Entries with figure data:
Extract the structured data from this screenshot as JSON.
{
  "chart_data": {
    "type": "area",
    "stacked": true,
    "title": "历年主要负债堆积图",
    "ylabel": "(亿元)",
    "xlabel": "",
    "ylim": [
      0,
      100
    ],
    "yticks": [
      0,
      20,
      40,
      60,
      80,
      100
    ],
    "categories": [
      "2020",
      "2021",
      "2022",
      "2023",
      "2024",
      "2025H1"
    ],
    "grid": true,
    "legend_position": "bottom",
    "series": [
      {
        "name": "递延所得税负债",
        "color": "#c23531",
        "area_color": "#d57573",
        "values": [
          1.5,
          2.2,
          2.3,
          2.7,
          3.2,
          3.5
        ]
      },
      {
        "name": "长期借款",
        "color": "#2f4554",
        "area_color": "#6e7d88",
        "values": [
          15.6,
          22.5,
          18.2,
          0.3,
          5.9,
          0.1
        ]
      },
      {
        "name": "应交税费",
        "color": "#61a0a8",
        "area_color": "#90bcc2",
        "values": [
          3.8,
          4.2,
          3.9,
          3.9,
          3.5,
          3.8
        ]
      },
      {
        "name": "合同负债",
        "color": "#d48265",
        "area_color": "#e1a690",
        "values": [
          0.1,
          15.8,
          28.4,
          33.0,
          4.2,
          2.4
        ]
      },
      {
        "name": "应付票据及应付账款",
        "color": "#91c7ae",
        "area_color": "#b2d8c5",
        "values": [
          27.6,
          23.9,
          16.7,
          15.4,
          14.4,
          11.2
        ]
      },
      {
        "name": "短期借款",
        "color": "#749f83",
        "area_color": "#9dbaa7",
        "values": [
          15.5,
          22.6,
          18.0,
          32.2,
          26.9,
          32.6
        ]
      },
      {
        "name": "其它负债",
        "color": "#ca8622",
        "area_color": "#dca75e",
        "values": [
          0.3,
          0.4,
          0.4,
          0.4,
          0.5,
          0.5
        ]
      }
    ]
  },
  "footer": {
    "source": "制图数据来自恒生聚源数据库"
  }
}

The request
Select all lines with the word "name" from the entries above.

Expected output
        "name": "递延所得税负债",
        "name": "长期借款",
        "name": "应交税费",
        "name": "合同负债",
        "name": "应付票据及应付账款",
        "name": "短期借款",
        "name": "其它负债",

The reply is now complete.